** START OF Data for this task **

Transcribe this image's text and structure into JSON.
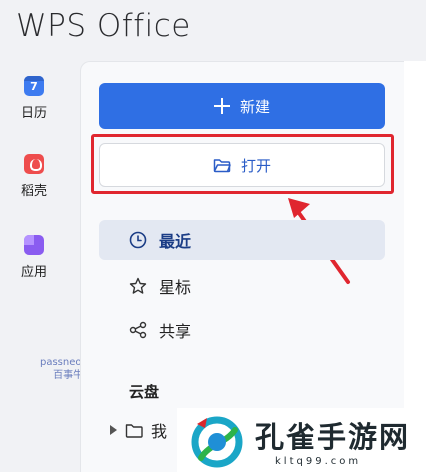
{
  "app": {
    "title": "WPS Office"
  },
  "rail": {
    "items": [
      {
        "label": "日历",
        "icon": "calendar-icon",
        "glyph": "7"
      },
      {
        "label": "稻壳",
        "icon": "docer-icon"
      },
      {
        "label": "应用",
        "icon": "apps-icon"
      }
    ]
  },
  "watermark": {
    "line1": "passneo.cn",
    "line2": "百事牛"
  },
  "actions": {
    "new_label": "新建",
    "open_label": "打开"
  },
  "nav": {
    "items": [
      {
        "label": "最近",
        "icon": "clock-icon",
        "active": true
      },
      {
        "label": "星标",
        "icon": "star-icon",
        "active": false
      },
      {
        "label": "共享",
        "icon": "share-icon",
        "active": false
      }
    ]
  },
  "cloud": {
    "section_label": "云盘",
    "first_item": "我"
  },
  "logo": {
    "text": "孔雀手游网",
    "sub": "kltq99.com"
  },
  "colors": {
    "accent": "#2f6fe4",
    "highlight": "#e0262f",
    "active_bg": "#e3e8f2"
  }
}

** END OF Data for this task **

### Challenge:
Show all lines from the records above where the word "text" occurs.

### Output:
Transcribe this image's text and structure into JSON.
    "text": "孔雀手游网",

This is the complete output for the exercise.